#### [TASK PROMPT]
Copy the records below exactly, omitting any pictures they contain.

[start of MATERIAL FOR THIS EXERCISE]

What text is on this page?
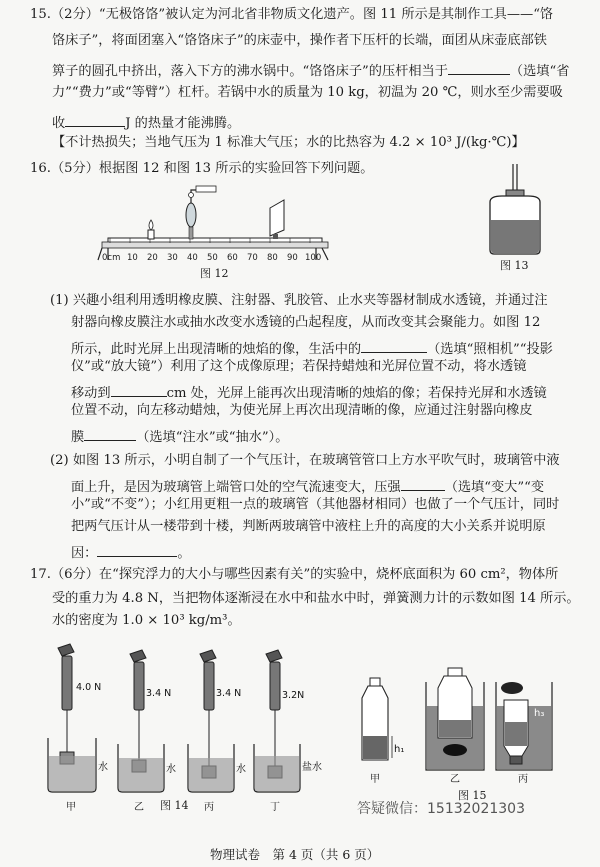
15.（2分）“无极饹饹”被认定为河北省非物质文化遗产。图 11 所示是其制作工具——“饹
饹床子”，将面团塞入“饹饹床子”的床壶中，操作者下压杆的长端，面团从床壶底部铁
箅子的圆孔中挤出，落入下方的沸水锅中。“饹饹床子”的压杆相当于	（选填“省
力”“费力”或“等臂”）杠杆。若锅中水的质量为 10 kg，初温为 20 ℃，则水至少需要吸
收	J 的热量才能沸腾。
【不计热损失；当地气压为 1 标准大气压；水的比热容为 4.2 × 10³ J/(kg·℃)】
16.（5分）根据图 12 和图 13 所示的实验回答下列问题。
0cm 10 20 30 40 50 60 70 80 90 100
图 12
图 13
(1) 兴趣小组利用透明橡皮膜、注射器、乳胶管、止水夹等器材制成水透镜，并通过注
射器向橡皮膜注水或抽水改变水透镜的凸起程度，从而改变其会聚能力。如图 12
所示，此时光屏上出现清晰的烛焰的像，生活中的	（选填“照相机”“投影
仪”或“放大镜”）利用了这个成像原理；若保持蜡烛和光屏位置不动，将水透镜
移动到	cm 处，光屏上能再次出现清晰的烛焰的像；若保持光屏和水透镜
位置不动，向左移动蜡烛，为使光屏上再次出现清晰的像，应通过注射器向橡皮
膜	（选填“注水”或“抽水”）。
(2) 如图 13 所示，小明自制了一个气压计，在玻璃管管口上方水平吹气时，玻璃管中液
面上升，是因为玻璃管上端管口处的空气流速变大，压强	（选填“变大”“变
小”或“不变”）；小红用更粗一点的玻璃管（其他器材相同）也做了一个气压计，同时
把两气压计从一楼带到十楼，判断两玻璃管中液柱上升的高度的大小关系并说明原
因：	。
17.（6分）在“探究浮力的大小与哪些因素有关”的实验中，烧杯底面积为 60 cm²，物体所
受的重力为 4.8 N，当把物体逐渐浸在水中和盐水中时，弹簧测力计的示数如图 14 所示。
水的密度为 1.0 × 10³ kg/m³。
4.0 N
3.4 N	3.4 N	3.2N
水	水	水	盐水
甲	乙	丙	丁
图 14
h₁
h₂	h₃
甲	乙	丙
图 15
答疑微信：15132021303
物理试卷　第 4 页（共 6 页）
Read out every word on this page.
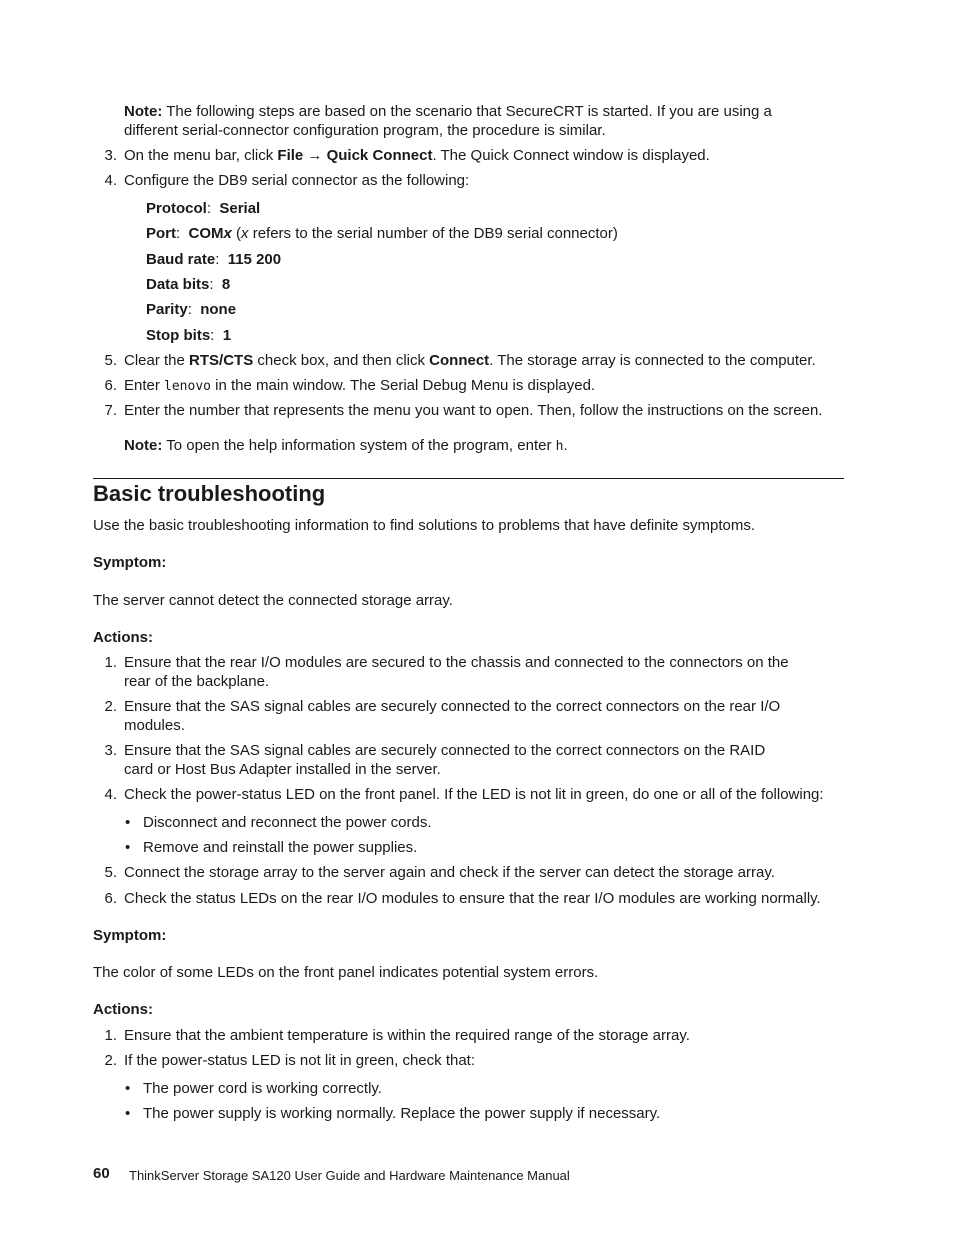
Note: The following steps are based on the scenario that SecureCRT is started. If you are using a
different serial-connector configuration program, the procedure is similar.
3. On the menu bar, click File → Quick Connect. The Quick Connect window is displayed.
4. Configure the DB9 serial connector as the following:
Protocol:  Serial
Port:  COMx (x refers to the serial number of the DB9 serial connector)
Baud rate:  115 200
Data bits:  8
Parity:  none
Stop bits:  1
5. Clear the RTS/CTS check box, and then click Connect. The storage array is connected to the computer.
6. Enter lenovo in the main window. The Serial Debug Menu is displayed.
7. Enter the number that represents the menu you want to open. Then, follow the instructions on the screen.
Note: To open the help information system of the program, enter h.
Basic troubleshooting
Use the basic troubleshooting information to find solutions to problems that have definite symptoms.
Symptom:
The server cannot detect the connected storage array.
Actions:
1. Ensure that the rear I/O modules are secured to the chassis and connected to the connectors on the
rear of the backplane.
2. Ensure that the SAS signal cables are securely connected to the correct connectors on the rear I/O
modules.
3. Ensure that the SAS signal cables are securely connected to the correct connectors on the RAID
card or Host Bus Adapter installed in the server.
4. Check the power-status LED on the front panel. If the LED is not lit in green, do one or all of the following:
• Disconnect and reconnect the power cords.
• Remove and reinstall the power supplies.
5. Connect the storage array to the server again and check if the server can detect the storage array.
6. Check the status LEDs on the rear I/O modules to ensure that the rear I/O modules are working normally.
Symptom:
The color of some LEDs on the front panel indicates potential system errors.
Actions:
1. Ensure that the ambient temperature is within the required range of the storage array.
2. If the power-status LED is not lit in green, check that:
• The power cord is working correctly.
• The power supply is working normally. Replace the power supply if necessary.
60 ThinkServer Storage SA120 User Guide and Hardware Maintenance Manual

[end of MATERIAL FOR THIS EXERCISE]

#### [CORRECT RESPONSE]
What text is on this page?
15.（2分）“无极饹饹”被认定为河北省非物质文化遗产。图 11 所示是其制作工具——“饹
饹床子”，将面团塞入“饹饹床子”的床壶中，操作者下压杆的长端，面团从床壶底部铁
箅子的圆孔中挤出，落入下方的沸水锅中。“饹饹床子”的压杆相当于	（选填“省
力”“费力”或“等臂”）杠杆。若锅中水的质量为 10 kg，初温为 20 ℃，则水至少需要吸
收	J 的热量才能沸腾。
【不计热损失；当地气压为 1 标准大气压；水的比热容为 4.2 × 10³ J/(kg·℃)】
16.（5分）根据图 12 和图 13 所示的实验回答下列问题。
0cm 10 20 30 40 50 60 70 80 90 100
图 12
图 13
(1) 兴趣小组利用透明橡皮膜、注射器、乳胶管、止水夹等器材制成水透镜，并通过注
射器向橡皮膜注水或抽水改变水透镜的凸起程度，从而改变其会聚能力。如图 12
所示，此时光屏上出现清晰的烛焰的像，生活中的	（选填“照相机”“投影
仪”或“放大镜”）利用了这个成像原理；若保持蜡烛和光屏位置不动，将水透镜
移动到	cm 处，光屏上能再次出现清晰的烛焰的像；若保持光屏和水透镜
位置不动，向左移动蜡烛，为使光屏上再次出现清晰的像，应通过注射器向橡皮
膜	（选填“注水”或“抽水”）。
(2) 如图 13 所示，小明自制了一个气压计，在玻璃管管口上方水平吹气时，玻璃管中液
面上升，是因为玻璃管上端管口处的空气流速变大，压强	（选填“变大”“变
小”或“不变”）；小红用更粗一点的玻璃管（其他器材相同）也做了一个气压计，同时
把两气压计从一楼带到十楼，判断两玻璃管中液柱上升的高度的大小关系并说明原
因：	。
17.（6分）在“探究浮力的大小与哪些因素有关”的实验中，烧杯底面积为 60 cm²，物体所
受的重力为 4.8 N，当把物体逐渐浸在水中和盐水中时，弹簧测力计的示数如图 14 所示。
水的密度为 1.0 × 10³ kg/m³。
4.0 N
3.4 N	3.4 N	3.2N
水	水	水	盐水
甲	乙	丙	丁
图 14
h₁
h₂	h₃
甲	乙	丙
图 15
答疑微信：15132021303
物理试卷　第 4 页（共 6 页）
Read out every word on this page.
Note: The following steps are based on the scenario that SecureCRT is started. If you are using a
different serial-connector configuration program, the procedure is similar.
3. On the menu bar, click File → Quick Connect. The Quick Connect window is displayed.
4. Configure the DB9 serial connector as the following:
Protocol:  Serial
Port:  COMx (x refers to the serial number of the DB9 serial connector)
Baud rate:  115 200
Data bits:  8
Parity:  none
Stop bits:  1
5. Clear the RTS/CTS check box, and then click Connect. The storage array is connected to the computer.
6. Enter lenovo in the main window. The Serial Debug Menu is displayed.
7. Enter the number that represents the menu you want to open. Then, follow the instructions on the screen.
Note: To open the help information system of the program, enter h.
Basic troubleshooting
Use the basic troubleshooting information to find solutions to problems that have definite symptoms.
Symptom:
The server cannot detect the connected storage array.
Actions:
1. Ensure that the rear I/O modules are secured to the chassis and connected to the connectors on the
rear of the backplane.
2. Ensure that the SAS signal cables are securely connected to the correct connectors on the rear I/O
modules.
3. Ensure that the SAS signal cables are securely connected to the correct connectors on the RAID
card or Host Bus Adapter installed in the server.
4. Check the power-status LED on the front panel. If the LED is not lit in green, do one or all of the following:
• Disconnect and reconnect the power cords.
• Remove and reinstall the power supplies.
5. Connect the storage array to the server again and check if the server can detect the storage array.
6. Check the status LEDs on the rear I/O modules to ensure that the rear I/O modules are working normally.
Symptom:
The color of some LEDs on the front panel indicates potential system errors.
Actions:
1. Ensure that the ambient temperature is within the required range of the storage array.
2. If the power-status LED is not lit in green, check that:
• The power cord is working correctly.
• The power supply is working normally. Replace the power supply if necessary.
60 ThinkServer Storage SA120 User Guide and Hardware Maintenance Manual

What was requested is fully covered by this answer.